Dataset records:

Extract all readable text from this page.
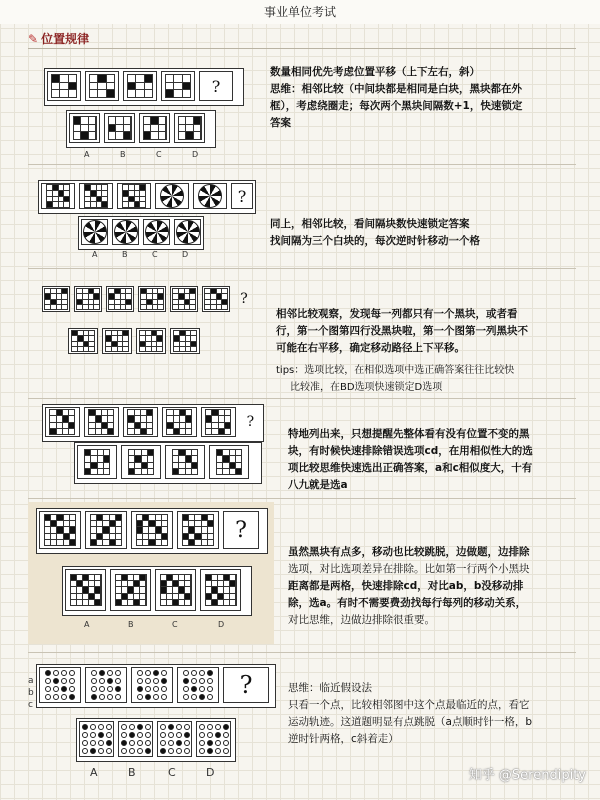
事业单位考试
✎ 位置规律
?
A	B	C	D
数量相同优先考虑位置平移（上下左右，斜）
思维：相邻比较（中间块都是相同是白块，黑块都在外
框），考虑绕圈走；每次两个黑块间隔数+1，快速锁定
答案
?
A	B	C	D
同上，相邻比较，看间隔块数快速锁定答案
找间隔为三个白块的，每次逆时针移动一个格
?
相邻比较观察，发现每一列都只有一个黑块，或者看
行，第一个图第四行没黑块啦，第一个图第一列黑块不
可能在右平移，确定移动路径上下平移。
tips：选项比较，在相似选项中选正确答案往往比较快
比较准，在BD选项快速锁定D选项
?
特地列出来，只想提醒先整体看有没有位置不变的黑
块，有时候快速排除错误选项cd，在用相似性大的选
项比较思维快速选出正确答案，a和c相似度大，十有
八九就是选a
?
A	B	C	D
虽然黑块有点多，移动也比较跳脱，边做题，边排除
选项，对比选项差异在排除。比如第一行两个小黑块
距离都是两格，快速排除cd，对比ab，b没移动排
除，选a。有时不需要费劲找每行每列的移动关系，
对比思维，边做边排除很重要。
?
a
b
c
A	B	C	D
思维：临近假设法
只看一个点，比较相邻图中这个点最临近的点，看它
运动轨迹。这道题明显有点跳脱（a点顺时针一格，b
逆时针两格，c斜着走）
知乎 @Serendipity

Required work: Transcribe the records above exactly, leaving out every picture.

Solved exercise:
Extract all readable text from this page.
事业单位考试
✎ 位置规律
?
A	B	C	D
数量相同优先考虑位置平移（上下左右，斜）
思维：相邻比较（中间块都是相同是白块，黑块都在外
框），考虑绕圈走；每次两个黑块间隔数+1，快速锁定
答案
?
A	B	C	D
同上，相邻比较，看间隔块数快速锁定答案
找间隔为三个白块的，每次逆时针移动一个格
?
相邻比较观察，发现每一列都只有一个黑块，或者看
行，第一个图第四行没黑块啦，第一个图第一列黑块不
可能在右平移，确定移动路径上下平移。
tips：选项比较，在相似选项中选正确答案往往比较快
比较准，在BD选项快速锁定D选项
?
特地列出来，只想提醒先整体看有没有位置不变的黑
块，有时候快速排除错误选项cd，在用相似性大的选
项比较思维快速选出正确答案，a和c相似度大，十有
八九就是选a
?
A	B	C	D
虽然黑块有点多，移动也比较跳脱，边做题，边排除
选项，对比选项差异在排除。比如第一行两个小黑块
距离都是两格，快速排除cd，对比ab，b没移动排
除，选a。有时不需要费劲找每行每列的移动关系，
对比思维，边做边排除很重要。
?
a
b
c
A	B	C	D
思维：临近假设法
只看一个点，比较相邻图中这个点最临近的点，看它
运动轨迹。这道题明显有点跳脱（a点顺时针一格，b
逆时针两格，c斜着走）
知乎 @Serendipity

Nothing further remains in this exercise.